CONSIGNES RÉDIGÉES:
1 > Transcrivez un passage de l'article sans rien y changer, à partir des mots « Au sein du corps » et jusqu'aux mots « anglo-saxons et nordiques. » inclus.
2 > Relevez tous les sigles en lettres majuscules qui apparaissent dans l'article.

Au sein du corps des CPIP, coexistent aujourd'hui deux cultures professionnelles : les plus anciens se considèrent encore comme des travailleurs sociaux et regrettent l'évolution de leur métier, les plus jeunes se perçoivent comme des psychologues-criminologues. La tendance est la même dans les pays anglo-saxons et nordiques.

Si l'on dresse un premier bilan des transformations que nous venons d'esquisser, on relève un certain nombre de résultats positifs. Malgré l'augmentation du nombre de personnes détenues et du nombre de personnes suivies en milieu ouvert, les recrutements effectués ont permis de faire diminuer le nombre de dossiers suivis par chaque CPIP, passé de 80 il y a cinq ans à environ 70 aujourd'hui, avec d'importantes différences territoriales. Le renforcement des SPIP a par ailleurs accompagné la montée en puissance de la surveillance électronique.

Les juges de l'application des peines (JAP) perçoivent une amélioration de la qualité des écrits qui leur sont remis. La direction de l'administration pénitentiaire a mis en place un référentiel des pratiques opérationnelles (RPO 1), une méthodologie importée des pays anglo-saxons, qui a contribué à harmoniser les pratiques des professionnels, même s'il ne faut pas tomber dans une systématisation des pratiques et faire disparaître la dimension humaine. Les SPIP se sont investis avec succès dans la lutte contre la radicalisation et contre les violences intrafamiliales.

(Listes de régions annotées)
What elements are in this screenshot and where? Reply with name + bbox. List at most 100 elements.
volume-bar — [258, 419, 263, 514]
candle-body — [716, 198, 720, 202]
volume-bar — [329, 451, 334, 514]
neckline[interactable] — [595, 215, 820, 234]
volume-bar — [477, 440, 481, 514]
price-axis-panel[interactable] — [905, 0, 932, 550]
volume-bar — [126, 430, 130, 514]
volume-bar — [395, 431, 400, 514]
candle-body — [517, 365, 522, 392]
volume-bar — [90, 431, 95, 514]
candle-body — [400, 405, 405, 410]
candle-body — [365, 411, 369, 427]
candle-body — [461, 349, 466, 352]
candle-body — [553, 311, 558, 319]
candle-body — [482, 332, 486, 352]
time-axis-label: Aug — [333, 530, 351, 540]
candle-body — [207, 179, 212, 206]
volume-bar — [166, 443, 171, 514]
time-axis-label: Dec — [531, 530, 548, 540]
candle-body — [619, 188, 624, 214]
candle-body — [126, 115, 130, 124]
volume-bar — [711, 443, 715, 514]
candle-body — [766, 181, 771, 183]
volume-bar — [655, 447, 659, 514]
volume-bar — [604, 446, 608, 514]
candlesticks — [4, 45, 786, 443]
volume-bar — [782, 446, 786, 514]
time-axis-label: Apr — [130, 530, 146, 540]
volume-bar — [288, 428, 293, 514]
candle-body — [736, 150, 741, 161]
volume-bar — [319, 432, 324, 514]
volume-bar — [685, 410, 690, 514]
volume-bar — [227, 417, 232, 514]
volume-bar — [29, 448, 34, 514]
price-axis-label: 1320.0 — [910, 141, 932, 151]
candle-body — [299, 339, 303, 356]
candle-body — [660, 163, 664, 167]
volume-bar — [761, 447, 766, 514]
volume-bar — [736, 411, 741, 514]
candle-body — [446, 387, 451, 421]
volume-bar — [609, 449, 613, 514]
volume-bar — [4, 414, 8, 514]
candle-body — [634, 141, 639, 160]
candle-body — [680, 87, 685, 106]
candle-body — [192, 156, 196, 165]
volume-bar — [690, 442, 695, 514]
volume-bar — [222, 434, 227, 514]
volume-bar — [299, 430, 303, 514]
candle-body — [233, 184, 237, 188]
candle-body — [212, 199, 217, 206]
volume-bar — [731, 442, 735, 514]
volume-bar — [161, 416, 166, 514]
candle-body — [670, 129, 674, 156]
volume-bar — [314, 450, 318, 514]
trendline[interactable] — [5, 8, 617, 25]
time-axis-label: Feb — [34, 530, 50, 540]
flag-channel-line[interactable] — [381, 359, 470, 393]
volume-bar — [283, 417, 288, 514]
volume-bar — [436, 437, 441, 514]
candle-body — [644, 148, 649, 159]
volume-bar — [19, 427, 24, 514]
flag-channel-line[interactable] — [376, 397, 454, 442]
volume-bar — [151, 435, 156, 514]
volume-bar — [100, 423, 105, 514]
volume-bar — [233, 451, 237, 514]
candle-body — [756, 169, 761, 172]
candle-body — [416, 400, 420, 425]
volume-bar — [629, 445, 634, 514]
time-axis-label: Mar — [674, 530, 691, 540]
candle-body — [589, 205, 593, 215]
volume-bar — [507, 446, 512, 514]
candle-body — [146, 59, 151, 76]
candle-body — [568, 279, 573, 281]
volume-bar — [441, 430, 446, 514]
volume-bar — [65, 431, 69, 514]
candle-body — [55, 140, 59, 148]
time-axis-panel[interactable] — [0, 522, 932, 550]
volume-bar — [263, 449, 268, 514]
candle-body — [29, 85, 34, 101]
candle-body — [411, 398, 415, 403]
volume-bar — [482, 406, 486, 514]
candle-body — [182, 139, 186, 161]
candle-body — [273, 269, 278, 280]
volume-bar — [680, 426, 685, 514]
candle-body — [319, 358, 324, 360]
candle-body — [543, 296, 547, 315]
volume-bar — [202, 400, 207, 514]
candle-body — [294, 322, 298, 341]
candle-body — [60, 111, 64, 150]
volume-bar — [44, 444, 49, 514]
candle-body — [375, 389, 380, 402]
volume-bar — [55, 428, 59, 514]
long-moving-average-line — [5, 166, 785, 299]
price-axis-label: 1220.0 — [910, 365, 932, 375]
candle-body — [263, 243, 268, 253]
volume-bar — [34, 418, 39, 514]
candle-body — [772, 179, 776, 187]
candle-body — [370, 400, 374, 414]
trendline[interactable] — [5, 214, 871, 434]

RÉPONSES FOURNIES:
1 >
Au sein du corps des CPIP, coexistent aujourd'hui deux cultures professionnelles : les plus anciens se considèrent encore comme des travailleurs sociaux et regrettent l'évolution de leur métier, les plus jeunes se perçoivent comme des psychologues-criminologues. La tendance est la même dans les pays anglo-saxons et nordiques.

2 > CPIP, SPIP, JAP, RPO